▶ _The input_:
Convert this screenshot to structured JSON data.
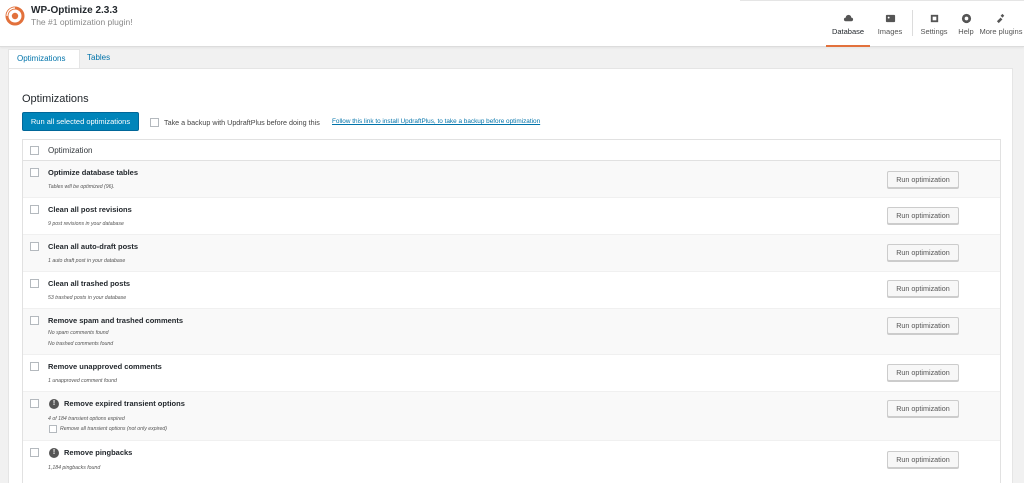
{
  "brand": {
    "title": "WP-Optimize 2.3.3",
    "subtitle": "The #1 optimization plugin!",
    "accent_color": "#e2713c"
  },
  "nav": [
    {
      "label": "Database",
      "icon": "database-icon",
      "active": true
    },
    {
      "label": "Images",
      "icon": "images-icon",
      "active": false
    },
    {
      "label": "Settings",
      "icon": "settings-icon",
      "active": false
    },
    {
      "label": "Help",
      "icon": "help-icon",
      "active": false
    },
    {
      "label": "More plugins",
      "icon": "plugin-icon",
      "active": false
    }
  ],
  "tabs": [
    {
      "label": "Optimizations",
      "active": true
    },
    {
      "label": "Tables",
      "active": false
    }
  ],
  "main": {
    "title": "Optimizations",
    "run_all_label": "Run all selected optimizations",
    "backup_text": "Take a backup with UpdraftPlus before doing this",
    "backup_link": "Follow this link to install UpdraftPlus, to take a backup before optimization",
    "column_header": "Optimization",
    "run_label": "Run optimization",
    "rows": [
      {
        "title": "Optimize database tables",
        "details": [
          "Tables will be optimized (96)."
        ]
      },
      {
        "title": "Clean all post revisions",
        "details": [
          "9 post revisions in your database"
        ]
      },
      {
        "title": "Clean all auto-draft posts",
        "details": [
          "1 auto draft post in your database"
        ]
      },
      {
        "title": "Clean all trashed posts",
        "details": [
          "53 trashed posts in your database"
        ]
      },
      {
        "title": "Remove spam and trashed comments",
        "details": [
          "No spam comments found",
          "No trashed comments found"
        ]
      },
      {
        "title": "Remove unapproved comments",
        "details": [
          "1 unapproved comment found"
        ]
      },
      {
        "title": "Remove expired transient options",
        "details": [
          "4 of 184 transient options expired"
        ],
        "sub_option": "Remove all transient options (not only expired)",
        "icon": "info-icon"
      },
      {
        "title": "Remove pingbacks",
        "details": [
          "1,184 pingbacks found"
        ],
        "icon": "info-icon"
      }
    ]
  }
}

▶ _Stated goal_:
Go through the records and copy each line with "options" in it.

▶ _Exercise response_:
        "title": "Remove expired transient options",
          "4 of 184 transient options expired"
        "sub_option": "Remove all transient options (not only expired)",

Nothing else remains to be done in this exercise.